Each line that contains the word "xlabel" counts once; give the total for the records below and nothing else.

>> start Entries supplied

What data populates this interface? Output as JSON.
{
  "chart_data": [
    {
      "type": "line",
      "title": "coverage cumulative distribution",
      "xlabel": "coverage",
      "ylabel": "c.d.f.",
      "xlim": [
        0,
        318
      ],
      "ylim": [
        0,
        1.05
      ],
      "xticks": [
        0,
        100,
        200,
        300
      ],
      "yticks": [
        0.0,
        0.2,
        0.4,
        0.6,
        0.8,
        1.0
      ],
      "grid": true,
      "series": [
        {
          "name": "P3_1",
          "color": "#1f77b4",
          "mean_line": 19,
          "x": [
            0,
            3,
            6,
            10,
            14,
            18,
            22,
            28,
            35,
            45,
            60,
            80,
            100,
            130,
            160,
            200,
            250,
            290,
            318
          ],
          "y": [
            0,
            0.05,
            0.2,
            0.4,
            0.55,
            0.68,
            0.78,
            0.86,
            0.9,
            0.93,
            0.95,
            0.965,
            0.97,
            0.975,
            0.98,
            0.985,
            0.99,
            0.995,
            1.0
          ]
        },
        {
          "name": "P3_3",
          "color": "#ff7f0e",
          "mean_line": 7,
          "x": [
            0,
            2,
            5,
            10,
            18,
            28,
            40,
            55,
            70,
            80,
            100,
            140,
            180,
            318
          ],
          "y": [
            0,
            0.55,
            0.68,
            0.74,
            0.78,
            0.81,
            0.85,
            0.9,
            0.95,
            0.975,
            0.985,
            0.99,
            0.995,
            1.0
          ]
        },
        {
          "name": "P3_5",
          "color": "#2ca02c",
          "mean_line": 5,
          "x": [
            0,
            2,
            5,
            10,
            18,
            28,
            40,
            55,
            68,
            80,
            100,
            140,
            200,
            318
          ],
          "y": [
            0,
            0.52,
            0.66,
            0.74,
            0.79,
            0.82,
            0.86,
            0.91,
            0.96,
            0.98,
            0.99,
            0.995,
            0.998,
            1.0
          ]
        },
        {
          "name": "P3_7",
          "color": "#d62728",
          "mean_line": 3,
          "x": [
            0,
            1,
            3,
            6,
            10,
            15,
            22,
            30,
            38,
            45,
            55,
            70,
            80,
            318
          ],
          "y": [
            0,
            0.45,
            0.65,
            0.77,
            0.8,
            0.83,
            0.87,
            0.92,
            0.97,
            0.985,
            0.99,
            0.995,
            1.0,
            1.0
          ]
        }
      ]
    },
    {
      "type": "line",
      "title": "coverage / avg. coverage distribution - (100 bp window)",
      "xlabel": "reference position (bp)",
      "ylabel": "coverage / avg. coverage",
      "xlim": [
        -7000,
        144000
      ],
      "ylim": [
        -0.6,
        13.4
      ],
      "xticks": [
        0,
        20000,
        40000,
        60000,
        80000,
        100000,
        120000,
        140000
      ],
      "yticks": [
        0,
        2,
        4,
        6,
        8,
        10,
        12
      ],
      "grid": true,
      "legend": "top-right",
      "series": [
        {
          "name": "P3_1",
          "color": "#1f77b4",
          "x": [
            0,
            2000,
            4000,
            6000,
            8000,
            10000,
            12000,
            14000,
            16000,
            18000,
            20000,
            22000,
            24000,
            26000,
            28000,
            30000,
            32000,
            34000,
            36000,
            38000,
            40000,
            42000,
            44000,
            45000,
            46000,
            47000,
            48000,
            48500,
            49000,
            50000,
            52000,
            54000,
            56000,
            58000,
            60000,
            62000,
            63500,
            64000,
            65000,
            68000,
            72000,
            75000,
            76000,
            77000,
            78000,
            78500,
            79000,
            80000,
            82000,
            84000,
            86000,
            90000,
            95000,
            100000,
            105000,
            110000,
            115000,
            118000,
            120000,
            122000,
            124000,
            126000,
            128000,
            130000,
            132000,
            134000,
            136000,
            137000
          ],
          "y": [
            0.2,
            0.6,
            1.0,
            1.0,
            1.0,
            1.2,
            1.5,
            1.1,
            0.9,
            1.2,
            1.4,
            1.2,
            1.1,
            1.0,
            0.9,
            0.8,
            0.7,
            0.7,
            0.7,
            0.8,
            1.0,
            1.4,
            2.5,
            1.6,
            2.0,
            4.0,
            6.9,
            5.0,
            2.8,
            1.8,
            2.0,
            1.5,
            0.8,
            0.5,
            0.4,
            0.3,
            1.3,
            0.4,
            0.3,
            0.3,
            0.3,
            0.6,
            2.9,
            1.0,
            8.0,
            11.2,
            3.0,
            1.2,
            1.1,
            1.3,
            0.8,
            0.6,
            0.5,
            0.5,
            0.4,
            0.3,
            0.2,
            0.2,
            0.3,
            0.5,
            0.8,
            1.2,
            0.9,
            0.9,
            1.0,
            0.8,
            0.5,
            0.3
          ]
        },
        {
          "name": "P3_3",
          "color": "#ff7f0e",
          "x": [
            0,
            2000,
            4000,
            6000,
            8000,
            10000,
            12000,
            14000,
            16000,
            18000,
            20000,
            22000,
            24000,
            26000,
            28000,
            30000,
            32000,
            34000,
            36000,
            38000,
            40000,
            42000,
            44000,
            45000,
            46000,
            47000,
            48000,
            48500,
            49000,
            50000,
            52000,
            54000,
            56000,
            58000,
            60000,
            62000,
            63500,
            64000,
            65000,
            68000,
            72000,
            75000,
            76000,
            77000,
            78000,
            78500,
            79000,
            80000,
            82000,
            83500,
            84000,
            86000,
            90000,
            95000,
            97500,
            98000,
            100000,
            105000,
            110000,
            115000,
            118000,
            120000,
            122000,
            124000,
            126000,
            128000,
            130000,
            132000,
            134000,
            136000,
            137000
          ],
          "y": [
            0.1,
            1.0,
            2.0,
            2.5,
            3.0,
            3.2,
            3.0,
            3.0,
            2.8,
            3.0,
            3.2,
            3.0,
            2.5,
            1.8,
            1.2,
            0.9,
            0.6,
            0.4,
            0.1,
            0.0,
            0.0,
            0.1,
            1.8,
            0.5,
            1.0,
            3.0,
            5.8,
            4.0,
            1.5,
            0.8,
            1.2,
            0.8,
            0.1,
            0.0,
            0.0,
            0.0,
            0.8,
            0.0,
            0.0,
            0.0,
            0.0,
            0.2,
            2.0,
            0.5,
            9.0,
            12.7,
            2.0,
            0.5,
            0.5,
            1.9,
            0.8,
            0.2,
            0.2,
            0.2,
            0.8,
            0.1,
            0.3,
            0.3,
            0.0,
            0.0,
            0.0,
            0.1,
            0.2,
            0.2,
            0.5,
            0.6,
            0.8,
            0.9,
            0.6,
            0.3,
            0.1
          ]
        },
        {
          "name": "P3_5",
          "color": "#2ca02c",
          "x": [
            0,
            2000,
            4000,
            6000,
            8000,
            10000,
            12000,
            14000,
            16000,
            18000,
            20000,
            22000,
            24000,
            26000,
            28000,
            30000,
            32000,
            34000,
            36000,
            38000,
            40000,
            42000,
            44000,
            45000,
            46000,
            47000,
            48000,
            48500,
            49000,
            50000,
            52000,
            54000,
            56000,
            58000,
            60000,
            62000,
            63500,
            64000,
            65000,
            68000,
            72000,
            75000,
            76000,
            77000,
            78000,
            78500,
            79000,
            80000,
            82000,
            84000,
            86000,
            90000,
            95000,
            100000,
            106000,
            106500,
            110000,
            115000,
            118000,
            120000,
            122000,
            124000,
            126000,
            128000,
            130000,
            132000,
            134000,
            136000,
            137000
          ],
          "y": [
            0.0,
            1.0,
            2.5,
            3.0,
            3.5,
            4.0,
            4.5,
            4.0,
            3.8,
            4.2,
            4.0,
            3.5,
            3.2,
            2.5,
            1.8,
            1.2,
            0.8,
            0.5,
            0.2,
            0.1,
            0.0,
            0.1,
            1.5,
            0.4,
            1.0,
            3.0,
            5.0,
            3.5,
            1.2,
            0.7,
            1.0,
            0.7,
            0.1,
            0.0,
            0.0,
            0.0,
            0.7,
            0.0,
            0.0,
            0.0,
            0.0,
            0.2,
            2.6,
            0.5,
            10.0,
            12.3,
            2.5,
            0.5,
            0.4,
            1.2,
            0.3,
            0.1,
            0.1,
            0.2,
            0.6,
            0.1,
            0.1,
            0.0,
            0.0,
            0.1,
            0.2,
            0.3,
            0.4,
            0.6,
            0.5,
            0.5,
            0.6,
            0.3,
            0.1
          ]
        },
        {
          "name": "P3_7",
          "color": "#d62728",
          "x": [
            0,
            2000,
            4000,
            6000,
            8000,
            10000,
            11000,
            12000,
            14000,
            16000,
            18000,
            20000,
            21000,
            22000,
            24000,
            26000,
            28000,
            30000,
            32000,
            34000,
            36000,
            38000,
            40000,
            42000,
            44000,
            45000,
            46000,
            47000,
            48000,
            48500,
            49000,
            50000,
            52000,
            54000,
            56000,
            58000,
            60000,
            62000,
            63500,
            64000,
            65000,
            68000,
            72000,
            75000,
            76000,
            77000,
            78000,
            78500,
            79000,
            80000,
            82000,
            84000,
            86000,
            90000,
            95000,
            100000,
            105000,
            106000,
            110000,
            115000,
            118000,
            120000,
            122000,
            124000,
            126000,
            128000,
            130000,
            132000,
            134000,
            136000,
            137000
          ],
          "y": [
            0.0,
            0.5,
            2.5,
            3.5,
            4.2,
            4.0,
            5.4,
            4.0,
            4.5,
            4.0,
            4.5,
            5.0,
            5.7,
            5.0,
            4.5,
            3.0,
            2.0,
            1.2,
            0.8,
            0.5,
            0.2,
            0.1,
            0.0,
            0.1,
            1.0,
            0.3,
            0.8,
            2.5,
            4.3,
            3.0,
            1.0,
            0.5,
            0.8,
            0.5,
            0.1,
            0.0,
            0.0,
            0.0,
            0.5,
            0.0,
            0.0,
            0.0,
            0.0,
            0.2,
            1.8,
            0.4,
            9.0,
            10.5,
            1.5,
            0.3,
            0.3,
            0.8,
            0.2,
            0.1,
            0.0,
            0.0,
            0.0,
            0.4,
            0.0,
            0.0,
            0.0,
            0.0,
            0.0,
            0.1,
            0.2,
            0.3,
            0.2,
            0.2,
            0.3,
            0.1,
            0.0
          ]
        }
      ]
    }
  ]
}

>> end Entries supplied

* _Correct response_
2